→ **Tasks to perform**:
[1] In the essay on anxiety below, rewrite the paragraph that begins "When our anxiety becomes overwhelming" in two shorter sentences, keeping its main facts.
[2] Answer these questions from the essay on anxiety below:
(a) How long did it take the writer to realize that growing up was important?
(b) What did the writer's first article, the one about creating space, discuss?
(c) Onto whom does the writer say they often try to put their own anxiety?
[3] Extend the essay on understanding anxiety below, picking up after its fifth numbered point.

→ **Document passage**:
• • •

Thoughts on Understanding Our Anxiety

Growing up is hard. I recognize that there is necessary perspective in making such a statement. For the purposes of what I am writing here, the growing up I am talking about, specifically, pertains to the evolution of self into mature adulthood. This process is naturally going to be different for all people, regardless of race, gender, sexual orientation, socio-economic status, etc. Regardless of who you are, however, it is always going to be hard.

It took me 30 years before I realized that growing up was important. Three decades of going through the motions and the defaults of life before finally taking a step back and realizing that, while really, really hard, it would be worth my time and energy to at least try to become a mature adult. Still working on that part.

So what is it that we need to do to become better? How do we look the challenges in the face and grow up in a way that is actually indicative of growth, rather than regression? How do we even know what that looks like or where to start?

Here Is Where I Decided To Start

There are a lot of contributing factors to the maturation (or lack of maturation) process. One of the core factors is that of our ability to deal with our own anxiety. It is important to note, before I proceed, that irony has its functional and biological place in our lives. It is an informant. It is a catalyst. It is a symptom of the system you are in. It is inevitable. Like everything, however, it requires temperance. Therefore the focus of my energy here is in the context where anxiety is out of balance and a better understanding of it is necessary to operate in a healthy way.

Here are some basic examples of common circumstances where the anxiety drives us nuts, noting the prominent themes:

Holy shit, I have so much to do and so little TIME!”

“Is traveling home for the holidays really the best DECISION during a global pandemic?”

“Do I even want to go home and spend my vacation and ENERGY listening to my mom’s problems?”

“Fuck, its only MONDAY…”

“Will I be a GOOD ENOUGH wife/husband, mother/father, teammate, person [enter other thing you give a shit about being good at here]”

“Am I ever going to LEARN this?”

“Oh man, I really hope I don’t SCREW UP this date and ruin my chances with what could be my soul mate.”

“I feel so much PRESSURE.”

When our anxiety becomes overwhelming, it often consumes a shit ton of our energy at any given point of having to deal or sit with it. Much like any energy consumption, this exchange forces an involuntary lack of energy somewhere else. A part of working on myself in a deliberate way is by taking a deliberate approach to my understanding of how anxiety and the energy it consumes impacts my being.

In my first article about creating space, I discussed the importance of understanding the areas of life where tension exists and deliberately working to understand those areas and seek to create space within them. Given that anxiety is just another form of tension, here is what I have come to understand:

  1. Most of the time, anxiety comes as a result of shit I’ve forced on myself based on some belief I hold or image I am trying to present.

  2. If I’m not careful, my anxiety drives me to do things I may not have thought through fully.

  3. If I’m even more not careful, I can trick myself into thinking that high-functioning, get shit done anxiety is a good thing for me.

  4. Other people will often try to put their anxiety on me and far more often than not, have no clue what is going on.

  5. I often try to soothe my own anxiety by putting it on to other people, namely my partner or coworkers. This is a hidden default that requires on going self awareness to avoid.

• • •

→ **Extracted material**:
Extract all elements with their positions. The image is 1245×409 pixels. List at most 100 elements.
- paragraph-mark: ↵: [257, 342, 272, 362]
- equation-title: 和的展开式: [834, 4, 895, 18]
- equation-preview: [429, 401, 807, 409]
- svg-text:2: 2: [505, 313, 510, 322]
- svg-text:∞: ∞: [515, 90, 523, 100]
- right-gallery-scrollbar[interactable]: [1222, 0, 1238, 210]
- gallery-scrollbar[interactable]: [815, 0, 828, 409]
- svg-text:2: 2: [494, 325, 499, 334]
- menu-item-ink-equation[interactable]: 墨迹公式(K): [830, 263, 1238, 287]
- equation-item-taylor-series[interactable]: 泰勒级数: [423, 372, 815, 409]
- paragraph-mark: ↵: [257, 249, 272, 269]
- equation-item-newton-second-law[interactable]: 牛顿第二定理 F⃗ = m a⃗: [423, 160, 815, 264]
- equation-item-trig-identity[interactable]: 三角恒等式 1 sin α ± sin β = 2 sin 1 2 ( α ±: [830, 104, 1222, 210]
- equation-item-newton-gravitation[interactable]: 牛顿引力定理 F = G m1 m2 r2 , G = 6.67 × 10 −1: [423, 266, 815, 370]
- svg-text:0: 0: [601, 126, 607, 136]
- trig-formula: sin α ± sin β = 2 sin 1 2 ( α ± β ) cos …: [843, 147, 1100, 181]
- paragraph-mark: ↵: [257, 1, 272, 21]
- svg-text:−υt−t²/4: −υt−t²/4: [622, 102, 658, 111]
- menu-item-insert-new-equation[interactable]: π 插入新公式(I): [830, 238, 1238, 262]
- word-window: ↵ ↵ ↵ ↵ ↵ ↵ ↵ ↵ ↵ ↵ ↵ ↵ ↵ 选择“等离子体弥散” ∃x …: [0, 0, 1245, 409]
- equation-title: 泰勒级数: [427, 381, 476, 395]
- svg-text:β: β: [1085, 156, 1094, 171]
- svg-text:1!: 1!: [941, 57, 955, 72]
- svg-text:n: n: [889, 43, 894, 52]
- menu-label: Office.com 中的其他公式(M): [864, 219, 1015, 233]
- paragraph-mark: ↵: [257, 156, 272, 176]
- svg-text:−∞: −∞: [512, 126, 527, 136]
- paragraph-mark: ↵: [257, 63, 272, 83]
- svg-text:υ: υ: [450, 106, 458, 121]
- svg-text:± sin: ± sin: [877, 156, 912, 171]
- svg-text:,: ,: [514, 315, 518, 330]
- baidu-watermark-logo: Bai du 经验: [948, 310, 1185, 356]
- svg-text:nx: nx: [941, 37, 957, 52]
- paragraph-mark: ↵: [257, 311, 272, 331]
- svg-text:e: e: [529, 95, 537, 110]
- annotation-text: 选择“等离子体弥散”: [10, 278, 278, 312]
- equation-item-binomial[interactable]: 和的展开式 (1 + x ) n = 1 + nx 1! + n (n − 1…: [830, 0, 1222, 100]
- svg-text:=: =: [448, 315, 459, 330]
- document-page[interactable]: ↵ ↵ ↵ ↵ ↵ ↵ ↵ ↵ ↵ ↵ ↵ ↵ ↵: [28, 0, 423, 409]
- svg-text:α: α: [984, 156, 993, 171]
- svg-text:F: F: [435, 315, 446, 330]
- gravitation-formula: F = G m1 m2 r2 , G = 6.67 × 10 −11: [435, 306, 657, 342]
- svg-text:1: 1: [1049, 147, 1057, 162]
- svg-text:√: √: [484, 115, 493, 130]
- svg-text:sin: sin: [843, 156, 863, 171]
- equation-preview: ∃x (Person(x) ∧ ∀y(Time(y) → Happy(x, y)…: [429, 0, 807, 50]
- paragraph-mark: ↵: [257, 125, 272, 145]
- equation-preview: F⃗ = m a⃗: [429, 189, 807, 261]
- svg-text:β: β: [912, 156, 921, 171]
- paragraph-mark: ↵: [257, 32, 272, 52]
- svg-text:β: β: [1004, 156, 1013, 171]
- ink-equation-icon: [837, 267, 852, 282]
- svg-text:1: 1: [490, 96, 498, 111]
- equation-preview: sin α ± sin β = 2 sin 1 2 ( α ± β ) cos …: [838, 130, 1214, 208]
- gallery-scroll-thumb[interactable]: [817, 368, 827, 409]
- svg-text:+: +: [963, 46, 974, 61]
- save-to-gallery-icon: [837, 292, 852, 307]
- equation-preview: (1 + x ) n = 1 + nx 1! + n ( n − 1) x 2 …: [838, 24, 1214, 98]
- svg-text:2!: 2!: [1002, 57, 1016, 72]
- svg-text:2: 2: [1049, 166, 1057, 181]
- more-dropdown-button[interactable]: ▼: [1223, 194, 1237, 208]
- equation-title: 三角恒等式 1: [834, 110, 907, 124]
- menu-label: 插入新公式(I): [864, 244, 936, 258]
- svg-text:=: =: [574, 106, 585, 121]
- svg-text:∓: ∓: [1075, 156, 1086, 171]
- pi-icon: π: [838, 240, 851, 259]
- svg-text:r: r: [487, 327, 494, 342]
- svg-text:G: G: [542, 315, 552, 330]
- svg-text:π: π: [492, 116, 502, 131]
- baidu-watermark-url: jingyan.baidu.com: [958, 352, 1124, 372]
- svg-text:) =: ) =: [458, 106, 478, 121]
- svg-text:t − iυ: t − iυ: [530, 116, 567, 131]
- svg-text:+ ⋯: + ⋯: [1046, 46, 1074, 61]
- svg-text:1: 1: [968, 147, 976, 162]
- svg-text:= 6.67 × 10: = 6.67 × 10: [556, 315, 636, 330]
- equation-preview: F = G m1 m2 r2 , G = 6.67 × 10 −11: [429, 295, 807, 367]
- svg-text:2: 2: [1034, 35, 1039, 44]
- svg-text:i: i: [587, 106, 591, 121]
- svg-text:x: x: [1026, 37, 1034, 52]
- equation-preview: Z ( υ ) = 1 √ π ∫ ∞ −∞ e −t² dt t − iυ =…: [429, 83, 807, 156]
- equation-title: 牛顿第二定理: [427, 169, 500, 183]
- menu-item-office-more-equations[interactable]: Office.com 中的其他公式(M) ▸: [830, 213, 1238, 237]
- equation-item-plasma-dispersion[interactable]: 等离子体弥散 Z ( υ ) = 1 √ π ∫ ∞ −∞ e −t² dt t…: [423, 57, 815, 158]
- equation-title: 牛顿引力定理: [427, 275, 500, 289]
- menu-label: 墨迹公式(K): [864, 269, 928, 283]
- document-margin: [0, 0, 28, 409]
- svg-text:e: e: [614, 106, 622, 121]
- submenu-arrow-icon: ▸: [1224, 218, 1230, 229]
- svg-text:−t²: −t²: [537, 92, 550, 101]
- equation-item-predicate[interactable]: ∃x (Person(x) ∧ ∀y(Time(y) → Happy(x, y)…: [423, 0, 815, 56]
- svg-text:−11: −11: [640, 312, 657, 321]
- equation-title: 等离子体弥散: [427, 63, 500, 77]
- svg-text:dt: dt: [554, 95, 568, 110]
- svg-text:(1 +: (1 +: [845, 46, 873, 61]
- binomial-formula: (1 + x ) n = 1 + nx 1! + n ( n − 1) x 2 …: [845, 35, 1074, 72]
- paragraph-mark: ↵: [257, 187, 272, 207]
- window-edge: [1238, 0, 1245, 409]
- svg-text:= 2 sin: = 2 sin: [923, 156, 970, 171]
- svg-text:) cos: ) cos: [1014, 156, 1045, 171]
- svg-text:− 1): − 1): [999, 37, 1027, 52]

• • •

→ **Numbered answers**:
[1] Overwhelming anxiety uses up a great deal of our energy whenever we have to deal or sit with it, and like any energy use, it leaves less energy for something else. Part of my deliberate work on myself is taking a deliberate approach to understanding how anxiety and the energy it consumes affect my being.

[2]
(a) It took 30 years.
(b) It discussed understanding the areas of life where tension exists, deliberately working to understand those areas, and seeking to create space within them.
(c) Onto their partner or coworkers.

[3]
  6. I have the ability to soothe my own anxiety and set boundaries with others to make sure I don’t take on theirs. This is part of my growth and also requires ongoing self awareness.

  7. If I am deliberate in understanding it, I can channel my anxiety, as Mark Manson would put it, to where my fucks deserve to be given for a more healthy approach to productivity.

In my learnings, I’ve settled on two primary ways of analyzing, understanding and dealing with my anxiety (at a high level, of course), the internal anxiety and the external anxiety.

Internal Anxiety

My fundamental challenges throughout life have come from my own internal fears and questions of adequacy. I grew up dreading failure. Something new wasn’t exciting as much as it was pressure and not living up to the expectations I set for myself or the expectations others had set for me.

For so long, I needed to impress, needed to climb, needed to succeed. I would lose my shit over girls liking me or bosses approving of my work. The prospect of loneliness led me to putting so much weight on social connections, status, and image. It was all so heavy. All the time.

Another core internal anxiety for me has been trust. Think about this with me for a second. Let’s do that eyes closing thing together for a moment so you can look inward and analyze the way trust manifests in your life. First think about the trust you have in yourself and all of the ways having it and not having it impacts the way you feel. Do you:

  • Trust yourself to make the right decisions? Big or small?

  • Trust yourself to say the things that need to be said?

  • Trust yourself to really listen to someone you care about when they have a problem?

Close your eyes and think.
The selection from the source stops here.